Your goal: The records below must be output exactly, without pictures.

━━━━━━━━━━

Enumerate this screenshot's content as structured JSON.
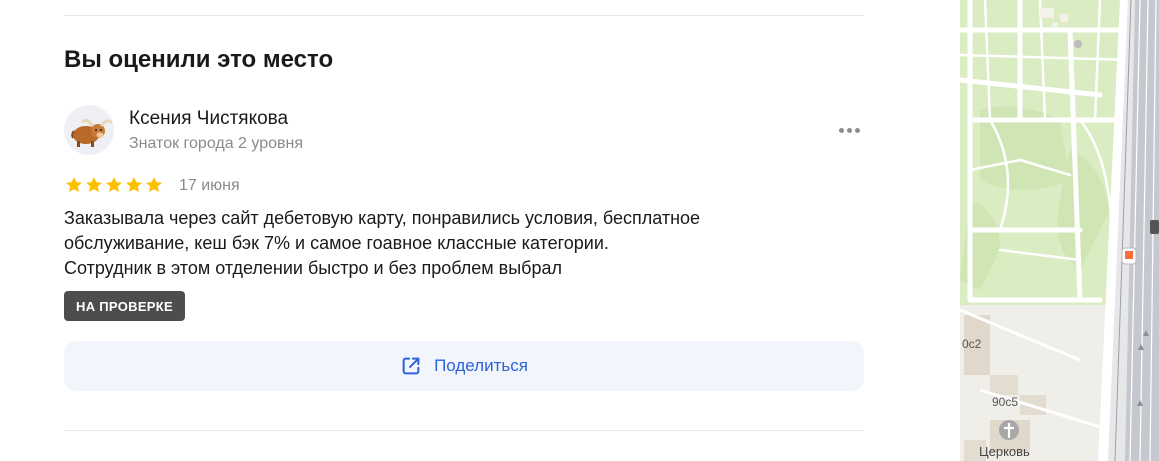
{
  "review_section": {
    "title": "Вы оценили это место",
    "author": {
      "name": "Ксения Чистякова",
      "level": "Знаток города 2 уровня"
    },
    "rating": 5,
    "date": "17 июня",
    "text_lines": [
      "Заказывала через сайт дебетовую карту, понравились условия, бесплатное",
      "обслуживание, кеш бэк 7% и самое гоавное классные категории.",
      "Сотрудник в этом отделении быстро и без проблем выбрал"
    ],
    "status_badge": "НА ПРОВЕРКЕ",
    "share_label": "Поделиться"
  },
  "map": {
    "labels": {
      "building_1": "0с2",
      "building_2": "90с5",
      "church": "Церковь"
    }
  },
  "colors": {
    "accent": "#2c63d9",
    "star": "#fcc200",
    "badge_bg": "#4d4d4d",
    "share_bg": "#f2f5fb",
    "map_green": "#d9ecc2"
  },
  "icons": {
    "avatar": "yak-avatar-icon",
    "more": "more-dots-icon",
    "star": "star-icon",
    "share": "share-external-icon",
    "metro": "metro-icon",
    "church": "church-cross-icon"
  }
}
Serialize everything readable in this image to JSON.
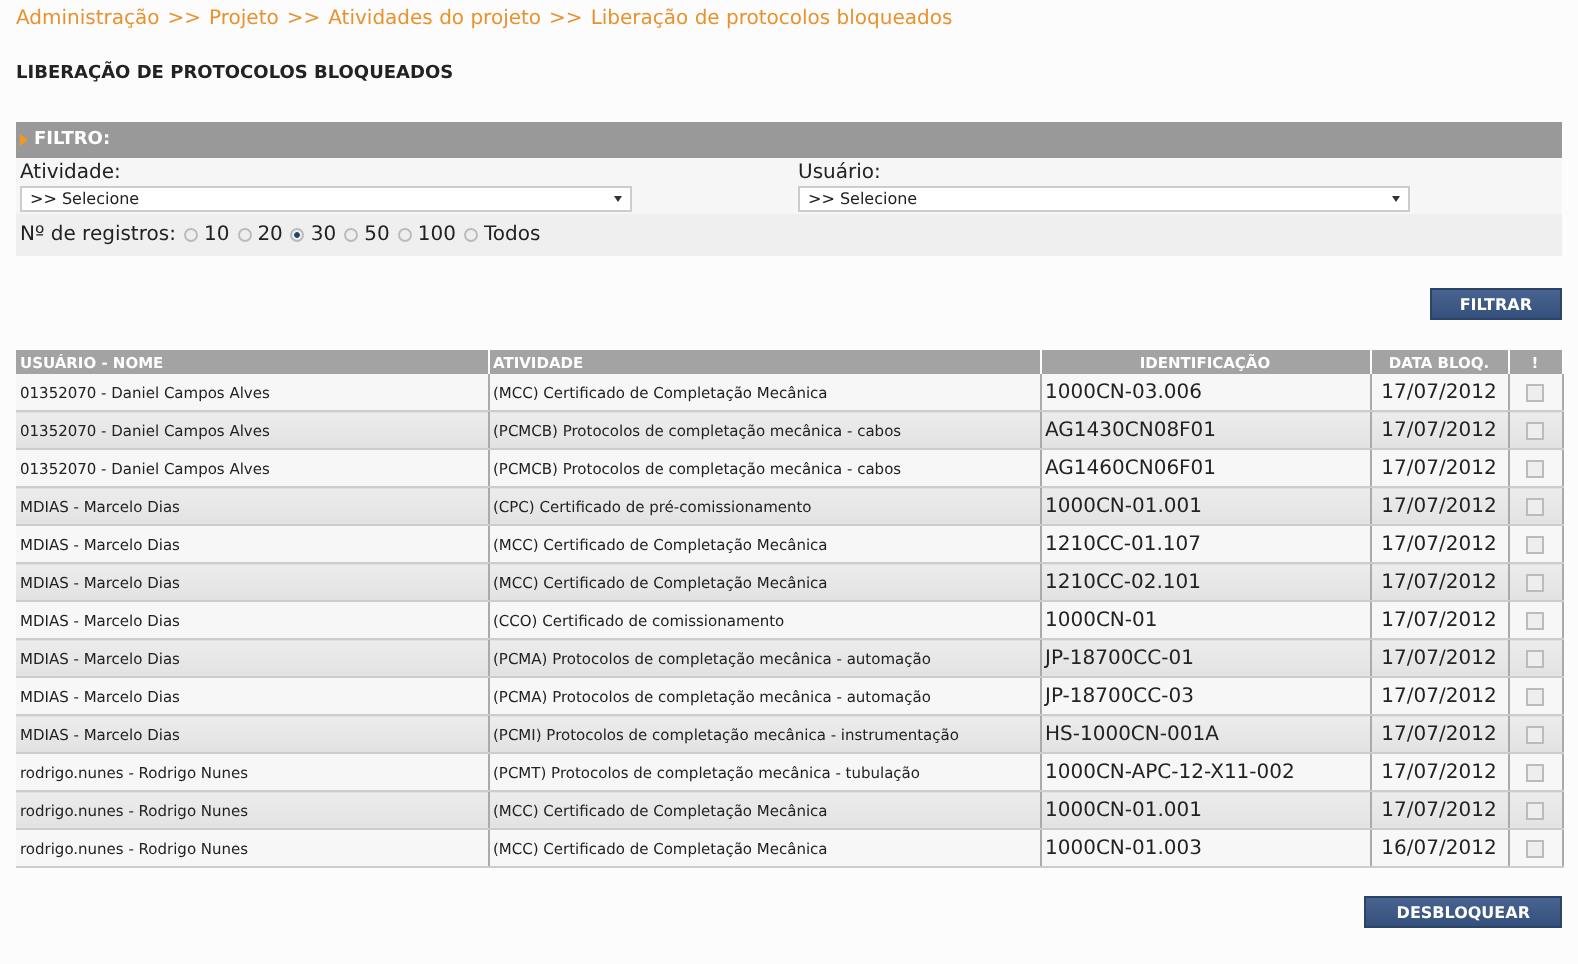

━━━━━━━━━━

Answer for the task:
Enumerate this screenshot's content as structured JSON.
{
  "review_section": {
    "title": "Вы оценили это место",
    "author": {
      "name": "Ксения Чистякова",
      "level": "Знаток города 2 уровня"
    },
    "rating": 5,
    "date": "17 июня",
    "text_lines": [
      "Заказывала через сайт дебетовую карту, понравились условия, бесплатное",
      "обслуживание, кеш бэк 7% и самое гоавное классные категории.",
      "Сотрудник в этом отделении быстро и без проблем выбрал"
    ],
    "status_badge": "НА ПРОВЕРКЕ",
    "share_label": "Поделиться"
  },
  "map": {
    "labels": {
      "building_1": "0с2",
      "building_2": "90с5",
      "church": "Церковь"
    }
  },
  "colors": {
    "accent": "#2c63d9",
    "star": "#fcc200",
    "badge_bg": "#4d4d4d",
    "share_bg": "#f2f5fb",
    "map_green": "#d9ecc2"
  },
  "icons": {
    "avatar": "yak-avatar-icon",
    "more": "more-dots-icon",
    "star": "star-icon",
    "share": "share-external-icon",
    "metro": "metro-icon",
    "church": "church-cross-icon"
  }
}
Serialize everything readable in this image to JSON.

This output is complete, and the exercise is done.